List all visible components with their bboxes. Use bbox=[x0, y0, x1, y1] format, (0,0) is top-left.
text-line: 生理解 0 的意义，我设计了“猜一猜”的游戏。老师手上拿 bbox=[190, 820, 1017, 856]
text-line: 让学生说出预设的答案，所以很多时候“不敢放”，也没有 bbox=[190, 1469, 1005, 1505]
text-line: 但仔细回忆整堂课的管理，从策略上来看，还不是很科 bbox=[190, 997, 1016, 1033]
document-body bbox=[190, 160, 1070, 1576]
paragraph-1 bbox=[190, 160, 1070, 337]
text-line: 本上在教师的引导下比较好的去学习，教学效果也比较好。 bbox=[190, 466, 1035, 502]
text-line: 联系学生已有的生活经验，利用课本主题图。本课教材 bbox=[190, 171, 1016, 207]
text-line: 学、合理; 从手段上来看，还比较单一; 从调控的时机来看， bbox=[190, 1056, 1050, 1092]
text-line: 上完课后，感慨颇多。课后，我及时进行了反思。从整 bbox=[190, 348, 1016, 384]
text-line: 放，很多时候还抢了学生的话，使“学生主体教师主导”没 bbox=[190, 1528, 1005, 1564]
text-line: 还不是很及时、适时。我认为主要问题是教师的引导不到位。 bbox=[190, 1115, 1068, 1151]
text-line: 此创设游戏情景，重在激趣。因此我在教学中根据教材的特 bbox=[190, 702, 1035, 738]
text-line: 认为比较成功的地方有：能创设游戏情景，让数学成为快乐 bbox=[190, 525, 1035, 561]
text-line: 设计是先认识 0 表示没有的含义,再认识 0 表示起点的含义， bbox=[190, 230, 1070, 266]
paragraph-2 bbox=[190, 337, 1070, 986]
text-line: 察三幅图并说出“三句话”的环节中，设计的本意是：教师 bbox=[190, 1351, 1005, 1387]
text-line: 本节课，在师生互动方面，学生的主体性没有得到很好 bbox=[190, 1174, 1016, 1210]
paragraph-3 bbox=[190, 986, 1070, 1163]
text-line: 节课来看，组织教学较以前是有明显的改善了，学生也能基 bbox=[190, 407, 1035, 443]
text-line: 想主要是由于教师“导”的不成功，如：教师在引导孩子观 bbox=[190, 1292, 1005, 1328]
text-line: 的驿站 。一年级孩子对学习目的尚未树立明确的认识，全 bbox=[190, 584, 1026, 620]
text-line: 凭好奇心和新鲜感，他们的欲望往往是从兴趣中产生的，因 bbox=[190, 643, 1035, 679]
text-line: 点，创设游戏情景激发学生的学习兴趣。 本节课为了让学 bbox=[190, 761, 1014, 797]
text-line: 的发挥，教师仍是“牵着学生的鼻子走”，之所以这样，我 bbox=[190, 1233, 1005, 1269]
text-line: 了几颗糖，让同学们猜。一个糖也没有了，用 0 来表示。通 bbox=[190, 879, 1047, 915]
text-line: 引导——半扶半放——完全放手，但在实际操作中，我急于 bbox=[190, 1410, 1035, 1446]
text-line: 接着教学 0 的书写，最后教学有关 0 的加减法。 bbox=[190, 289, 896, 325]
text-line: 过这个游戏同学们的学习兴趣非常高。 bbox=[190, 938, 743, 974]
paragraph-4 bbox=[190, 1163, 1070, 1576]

***

## GIVEN EXERCISE
Copy all of the lines above, replacing every occurrence of "游戏情景" with "游戏情境" and leaving everything else unchanged.

## TASK RESPONSE
List all visible components with their bboxes. Use bbox=[x0, y0, x1, y1] format, (0,0) is top-left.
text-line: 生理解 0 的意义，我设计了“猜一猜”的游戏。老师手上拿 bbox=[190, 820, 1017, 856]
text-line: 让学生说出预设的答案，所以很多时候“不敢放”，也没有 bbox=[190, 1469, 1005, 1505]
text-line: 但仔细回忆整堂课的管理，从策略上来看，还不是很科 bbox=[190, 997, 1016, 1033]
document-body bbox=[190, 160, 1070, 1576]
paragraph-1 bbox=[190, 160, 1070, 337]
text-line: 本上在教师的引导下比较好的去学习，教学效果也比较好。 bbox=[190, 466, 1035, 502]
text-line: 联系学生已有的生活经验，利用课本主题图。本课教材 bbox=[190, 171, 1016, 207]
text-line: 学、合理; 从手段上来看，还比较单一; 从调控的时机来看， bbox=[190, 1056, 1050, 1092]
text-line: 上完课后，感慨颇多。课后，我及时进行了反思。从整 bbox=[190, 348, 1016, 384]
text-line: 放，很多时候还抢了学生的话，使“学生主体教师主导”没 bbox=[190, 1528, 1005, 1564]
text-line: 还不是很及时、适时。我认为主要问题是教师的引导不到位。 bbox=[190, 1115, 1068, 1151]
text-line: 此创设游戏情境，重在激趣。因此我在教学中根据教材的特 bbox=[190, 702, 1035, 738]
text-line: 认为比较成功的地方有：能创设游戏情境，让数学成为快乐 bbox=[190, 525, 1035, 561]
text-line: 设计是先认识 0 表示没有的含义,再认识 0 表示起点的含义， bbox=[190, 230, 1070, 266]
paragraph-2 bbox=[190, 337, 1070, 986]
text-line: 察三幅图并说出“三句话”的环节中，设计的本意是：教师 bbox=[190, 1351, 1005, 1387]
text-line: 本节课，在师生互动方面，学生的主体性没有得到很好 bbox=[190, 1174, 1016, 1210]
paragraph-3 bbox=[190, 986, 1070, 1163]
text-line: 节课来看，组织教学较以前是有明显的改善了，学生也能基 bbox=[190, 407, 1035, 443]
text-line: 想主要是由于教师“导”的不成功，如：教师在引导孩子观 bbox=[190, 1292, 1005, 1328]
text-line: 的驿站 。一年级孩子对学习目的尚未树立明确的认识，全 bbox=[190, 584, 1026, 620]
text-line: 凭好奇心和新鲜感，他们的欲望往往是从兴趣中产生的，因 bbox=[190, 643, 1035, 679]
text-line: 点，创设游戏情境激发学生的学习兴趣。 本节课为了让学 bbox=[190, 761, 1014, 797]
text-line: 的发挥，教师仍是“牵着学生的鼻子走”，之所以这样，我 bbox=[190, 1233, 1005, 1269]
text-line: 了几颗糖，让同学们猜。一个糖也没有了，用 0 来表示。通 bbox=[190, 879, 1047, 915]
text-line: 引导——半扶半放——完全放手，但在实际操作中，我急于 bbox=[190, 1410, 1035, 1446]
text-line: 接着教学 0 的书写，最后教学有关 0 的加减法。 bbox=[190, 289, 896, 325]
text-line: 过这个游戏同学们的学习兴趣非常高。 bbox=[190, 938, 743, 974]
paragraph-4 bbox=[190, 1163, 1070, 1576]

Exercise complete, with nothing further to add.